[WHAT THIS TASK INVOLVES]: Reproduce every record below exactly as it appears.

[INPUT DATA]:
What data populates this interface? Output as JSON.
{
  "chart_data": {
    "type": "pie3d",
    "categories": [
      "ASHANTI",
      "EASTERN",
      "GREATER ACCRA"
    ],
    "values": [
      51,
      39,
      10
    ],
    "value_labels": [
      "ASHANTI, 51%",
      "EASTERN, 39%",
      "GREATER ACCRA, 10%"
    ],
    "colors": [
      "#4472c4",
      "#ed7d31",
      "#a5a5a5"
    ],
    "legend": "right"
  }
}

[ANSWER TO THIS EXERCISE]:
What data populates this interface? Output as JSON.
{
  "chart_data": {
    "type": "pie3d",
    "categories": [
      "ASHANTI",
      "EASTERN",
      "GREATER ACCRA"
    ],
    "values": [
      51,
      39,
      10
    ],
    "value_labels": [
      "ASHANTI, 51%",
      "EASTERN, 39%",
      "GREATER ACCRA, 10%"
    ],
    "colors": [
      "#4472c4",
      "#ed7d31",
      "#a5a5a5"
    ],
    "legend": "right"
  }
}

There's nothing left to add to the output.